• Given exercise
Reproduce the lines below, substituting "screen capture" for "screenshot" and keeping everything else unchanged; omit the pictures.

──────── Exercise input ────────

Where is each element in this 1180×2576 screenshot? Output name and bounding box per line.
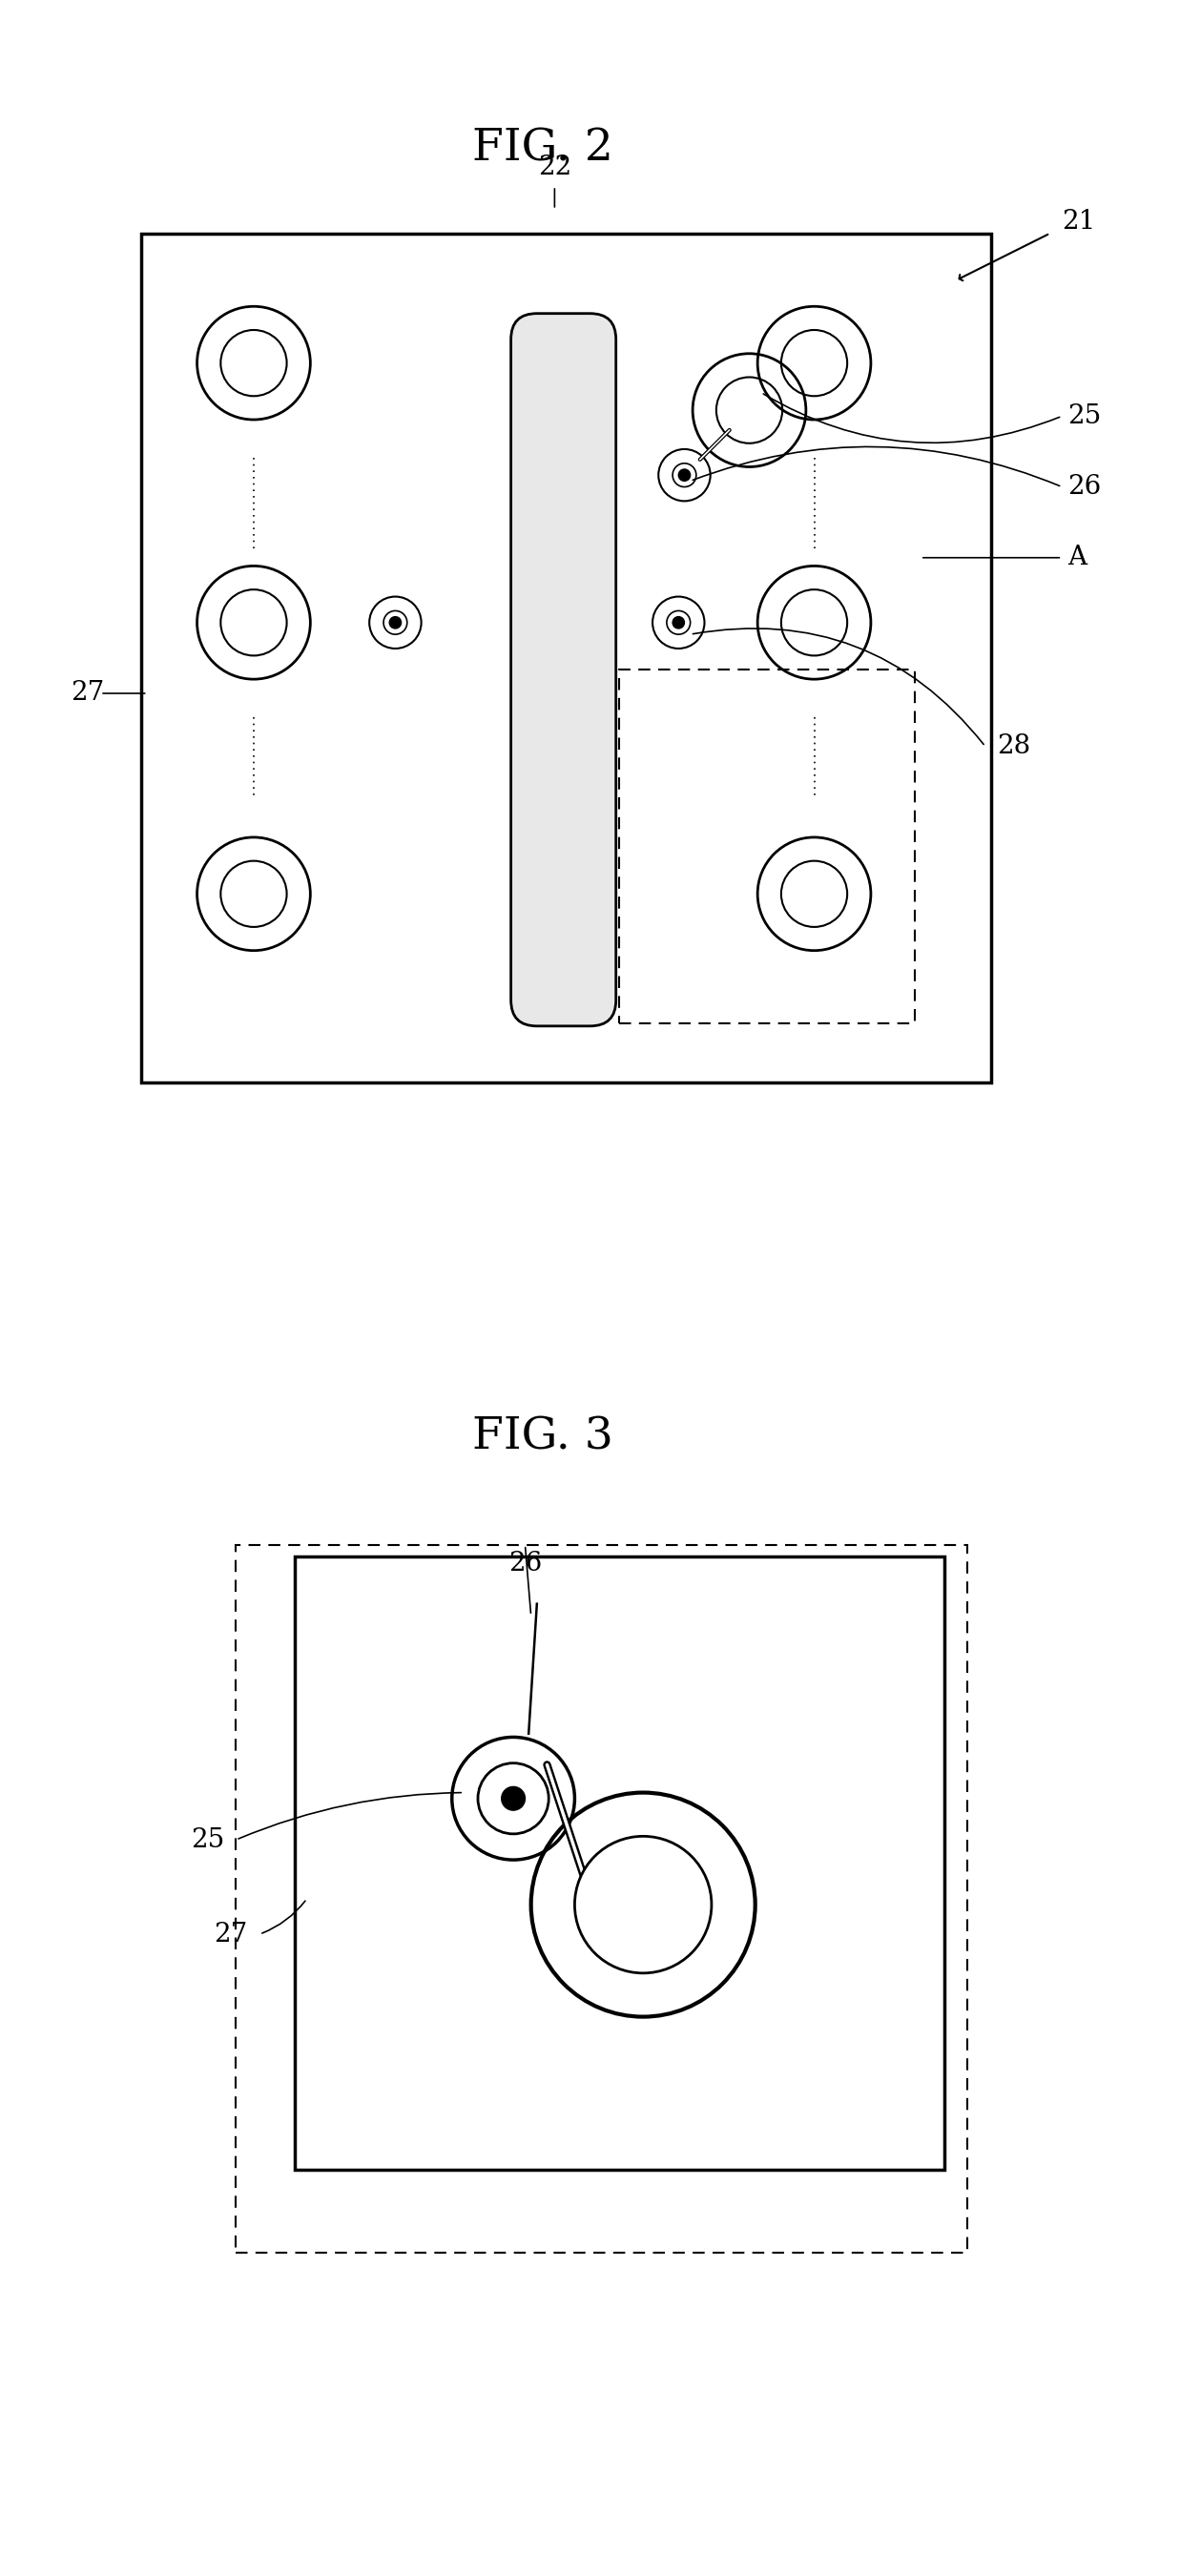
Text: FIG. 2: FIG. 2 [472,126,614,170]
Circle shape [575,1837,712,1973]
FancyBboxPatch shape [511,314,616,1025]
Text: 26: 26 [509,1551,542,1577]
Circle shape [502,1788,525,1811]
Text: 21: 21 [1062,209,1096,234]
Text: 27: 27 [214,1922,248,1947]
Bar [236,1546,968,2251]
Text: 25: 25 [1068,404,1101,430]
Circle shape [389,616,401,629]
Bar [295,1556,944,2169]
Text: 27: 27 [71,680,105,706]
Circle shape [673,616,684,629]
Bar [142,234,991,1082]
Text: 22: 22 [538,155,571,180]
Text: 25: 25 [191,1826,224,1852]
Circle shape [678,469,690,482]
Text: A: A [1068,544,1087,569]
Bar [620,670,915,1023]
Circle shape [478,1762,549,1834]
Text: 28: 28 [997,734,1030,760]
Text: 26: 26 [1068,474,1101,500]
Text: FIG. 3: FIG. 3 [472,1414,614,1458]
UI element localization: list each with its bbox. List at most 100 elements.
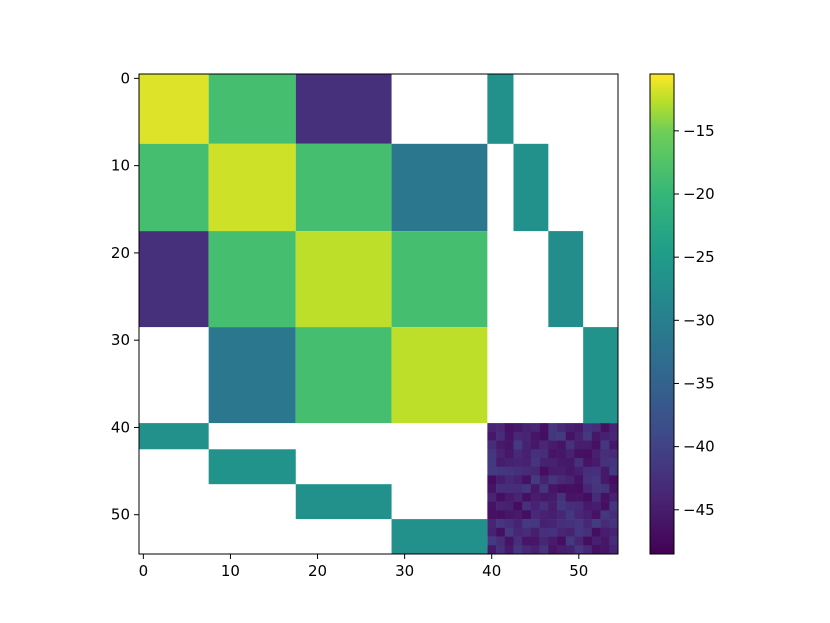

────────

• Solution below
Where is each element in this 1180×2576 screen capture? Output name and bounding box per line.
Text: FIG. 2: FIG. 2 [472,126,614,170]
Circle shape [575,1837,712,1973]
FancyBboxPatch shape [511,314,616,1025]
Text: 26: 26 [509,1551,542,1577]
Circle shape [502,1788,525,1811]
Text: 21: 21 [1062,209,1096,234]
Text: 27: 27 [214,1922,248,1947]
Bar [236,1546,968,2251]
Text: 25: 25 [1068,404,1101,430]
Circle shape [389,616,401,629]
Bar [295,1556,944,2169]
Text: 27: 27 [71,680,105,706]
Circle shape [673,616,684,629]
Bar [142,234,991,1082]
Text: 22: 22 [538,155,571,180]
Text: 25: 25 [191,1826,224,1852]
Circle shape [678,469,690,482]
Text: A: A [1068,544,1087,569]
Bar [620,670,915,1023]
Circle shape [478,1762,549,1834]
Text: 28: 28 [997,734,1030,760]
Text: 26: 26 [1068,474,1101,500]
Text: FIG. 3: FIG. 3 [472,1414,614,1458]
UI element localization: list each with its bbox. List at most 100 elements.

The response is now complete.